--- WORK INSTRUCTIONS ---
Would you output the whole listing below, exactly as it reads?

··········

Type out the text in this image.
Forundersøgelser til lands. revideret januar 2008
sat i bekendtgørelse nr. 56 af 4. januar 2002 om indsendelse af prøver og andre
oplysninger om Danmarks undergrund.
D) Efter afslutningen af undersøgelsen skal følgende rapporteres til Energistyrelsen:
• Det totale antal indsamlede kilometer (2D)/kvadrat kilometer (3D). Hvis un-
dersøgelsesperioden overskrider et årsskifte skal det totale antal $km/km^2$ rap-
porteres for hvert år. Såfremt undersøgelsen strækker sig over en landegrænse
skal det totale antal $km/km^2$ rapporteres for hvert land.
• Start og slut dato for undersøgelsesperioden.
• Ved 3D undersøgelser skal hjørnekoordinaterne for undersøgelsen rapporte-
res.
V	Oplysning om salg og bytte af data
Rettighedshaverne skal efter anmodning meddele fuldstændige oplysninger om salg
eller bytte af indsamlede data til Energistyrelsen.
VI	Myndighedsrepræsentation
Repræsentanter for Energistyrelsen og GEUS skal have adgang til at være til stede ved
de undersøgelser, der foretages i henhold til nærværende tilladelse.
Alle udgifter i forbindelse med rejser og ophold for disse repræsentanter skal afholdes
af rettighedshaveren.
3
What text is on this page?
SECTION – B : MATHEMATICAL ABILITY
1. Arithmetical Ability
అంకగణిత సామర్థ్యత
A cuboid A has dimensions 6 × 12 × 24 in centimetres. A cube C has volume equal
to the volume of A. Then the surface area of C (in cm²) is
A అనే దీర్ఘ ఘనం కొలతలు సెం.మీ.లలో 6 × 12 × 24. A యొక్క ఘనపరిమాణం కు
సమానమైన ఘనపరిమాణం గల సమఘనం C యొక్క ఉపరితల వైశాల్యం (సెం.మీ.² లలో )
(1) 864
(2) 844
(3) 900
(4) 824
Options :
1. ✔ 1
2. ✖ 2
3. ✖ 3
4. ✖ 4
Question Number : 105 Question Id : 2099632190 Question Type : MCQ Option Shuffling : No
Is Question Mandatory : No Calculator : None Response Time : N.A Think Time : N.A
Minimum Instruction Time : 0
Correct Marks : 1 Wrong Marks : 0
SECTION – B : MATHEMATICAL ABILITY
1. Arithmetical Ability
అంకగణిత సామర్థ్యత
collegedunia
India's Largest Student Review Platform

··········

--- SOLUTION TO THIS EXERCISE ---
Type out the text in this image.
Forundersøgelser til lands. revideret januar 2008
sat i bekendtgørelse nr. 56 af 4. januar 2002 om indsendelse af prøver og andre
oplysninger om Danmarks undergrund.
D) Efter afslutningen af undersøgelsen skal følgende rapporteres til Energistyrelsen:
• Det totale antal indsamlede kilometer (2D)/kvadrat kilometer (3D). Hvis un-
dersøgelsesperioden overskrider et årsskifte skal det totale antal $km/km^2$ rap-
porteres for hvert år. Såfremt undersøgelsen strækker sig over en landegrænse
skal det totale antal $km/km^2$ rapporteres for hvert land.
• Start og slut dato for undersøgelsesperioden.
• Ved 3D undersøgelser skal hjørnekoordinaterne for undersøgelsen rapporte-
res.
V	Oplysning om salg og bytte af data
Rettighedshaverne skal efter anmodning meddele fuldstændige oplysninger om salg
eller bytte af indsamlede data til Energistyrelsen.
VI	Myndighedsrepræsentation
Repræsentanter for Energistyrelsen og GEUS skal have adgang til at være til stede ved
de undersøgelser, der foretages i henhold til nærværende tilladelse.
Alle udgifter i forbindelse med rejser og ophold for disse repræsentanter skal afholdes
af rettighedshaveren.
3
What text is on this page?
SECTION – B : MATHEMATICAL ABILITY
1. Arithmetical Ability
అంకగణిత సామర్థ్యత
A cuboid A has dimensions 6 × 12 × 24 in centimetres. A cube C has volume equal
to the volume of A. Then the surface area of C (in cm²) is
A అనే దీర్ఘ ఘనం కొలతలు సెం.మీ.లలో 6 × 12 × 24. A యొక్క ఘనపరిమాణం కు
సమానమైన ఘనపరిమాణం గల సమఘనం C యొక్క ఉపరితల వైశాల్యం (సెం.మీ.² లలో )
(1) 864
(2) 844
(3) 900
(4) 824
Options :
1. ✔ 1
2. ✖ 2
3. ✖ 3
4. ✖ 4
Question Number : 105 Question Id : 2099632190 Question Type : MCQ Option Shuffling : No
Is Question Mandatory : No Calculator : None Response Time : N.A Think Time : N.A
Minimum Instruction Time : 0
Correct Marks : 1 Wrong Marks : 0
SECTION – B : MATHEMATICAL ABILITY
1. Arithmetical Ability
అంకగణిత సామర్థ్యత
collegedunia
India's Largest Student Review Platform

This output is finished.